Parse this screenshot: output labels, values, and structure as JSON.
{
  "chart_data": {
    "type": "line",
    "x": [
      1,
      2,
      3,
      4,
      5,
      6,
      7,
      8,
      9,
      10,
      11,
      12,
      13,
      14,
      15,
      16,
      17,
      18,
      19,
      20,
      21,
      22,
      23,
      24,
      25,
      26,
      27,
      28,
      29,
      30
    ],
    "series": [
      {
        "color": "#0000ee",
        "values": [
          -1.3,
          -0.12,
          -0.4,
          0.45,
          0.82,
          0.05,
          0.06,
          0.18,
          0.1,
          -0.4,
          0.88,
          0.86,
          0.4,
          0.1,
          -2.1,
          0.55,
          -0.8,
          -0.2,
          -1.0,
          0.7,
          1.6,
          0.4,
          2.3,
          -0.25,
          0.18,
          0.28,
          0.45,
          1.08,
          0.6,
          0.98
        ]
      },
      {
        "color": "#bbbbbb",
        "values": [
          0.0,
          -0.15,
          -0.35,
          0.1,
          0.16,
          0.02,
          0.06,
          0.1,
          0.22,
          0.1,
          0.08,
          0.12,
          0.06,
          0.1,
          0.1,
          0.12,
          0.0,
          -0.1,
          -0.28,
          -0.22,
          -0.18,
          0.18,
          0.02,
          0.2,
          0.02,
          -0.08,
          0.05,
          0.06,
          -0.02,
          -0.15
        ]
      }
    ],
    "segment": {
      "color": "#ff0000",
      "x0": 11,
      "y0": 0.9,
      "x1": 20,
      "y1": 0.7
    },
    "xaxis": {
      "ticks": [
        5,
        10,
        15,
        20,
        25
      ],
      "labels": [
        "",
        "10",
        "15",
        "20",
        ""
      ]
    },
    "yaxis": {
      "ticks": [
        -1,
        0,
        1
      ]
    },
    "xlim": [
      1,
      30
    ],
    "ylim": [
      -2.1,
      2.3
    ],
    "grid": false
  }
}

## PROBLEM TO SOLVE
Write the material out exactly, with nothing left out.

## EXERCISE RESULT
Parse this screenshot: output labels, values, and structure as JSON.
{
  "chart_data": {
    "type": "line",
    "x": [
      1,
      2,
      3,
      4,
      5,
      6,
      7,
      8,
      9,
      10,
      11,
      12,
      13,
      14,
      15,
      16,
      17,
      18,
      19,
      20,
      21,
      22,
      23,
      24,
      25,
      26,
      27,
      28,
      29,
      30
    ],
    "series": [
      {
        "color": "#0000ee",
        "values": [
          -1.3,
          -0.12,
          -0.4,
          0.45,
          0.82,
          0.05,
          0.06,
          0.18,
          0.1,
          -0.4,
          0.88,
          0.86,
          0.4,
          0.1,
          -2.1,
          0.55,
          -0.8,
          -0.2,
          -1.0,
          0.7,
          1.6,
          0.4,
          2.3,
          -0.25,
          0.18,
          0.28,
          0.45,
          1.08,
          0.6,
          0.98
        ]
      },
      {
        "color": "#bbbbbb",
        "values": [
          0.0,
          -0.15,
          -0.35,
          0.1,
          0.16,
          0.02,
          0.06,
          0.1,
          0.22,
          0.1,
          0.08,
          0.12,
          0.06,
          0.1,
          0.1,
          0.12,
          0.0,
          -0.1,
          -0.28,
          -0.22,
          -0.18,
          0.18,
          0.02,
          0.2,
          0.02,
          -0.08,
          0.05,
          0.06,
          -0.02,
          -0.15
        ]
      }
    ],
    "segment": {
      "color": "#ff0000",
      "x0": 11,
      "y0": 0.9,
      "x1": 20,
      "y1": 0.7
    },
    "xaxis": {
      "ticks": [
        5,
        10,
        15,
        20,
        25
      ],
      "labels": [
        "",
        "10",
        "15",
        "20",
        ""
      ]
    },
    "yaxis": {
      "ticks": [
        -1,
        0,
        1
      ]
    },
    "xlim": [
      1,
      30
    ],
    "ylim": [
      -2.1,
      2.3
    ],
    "grid": false
  }
}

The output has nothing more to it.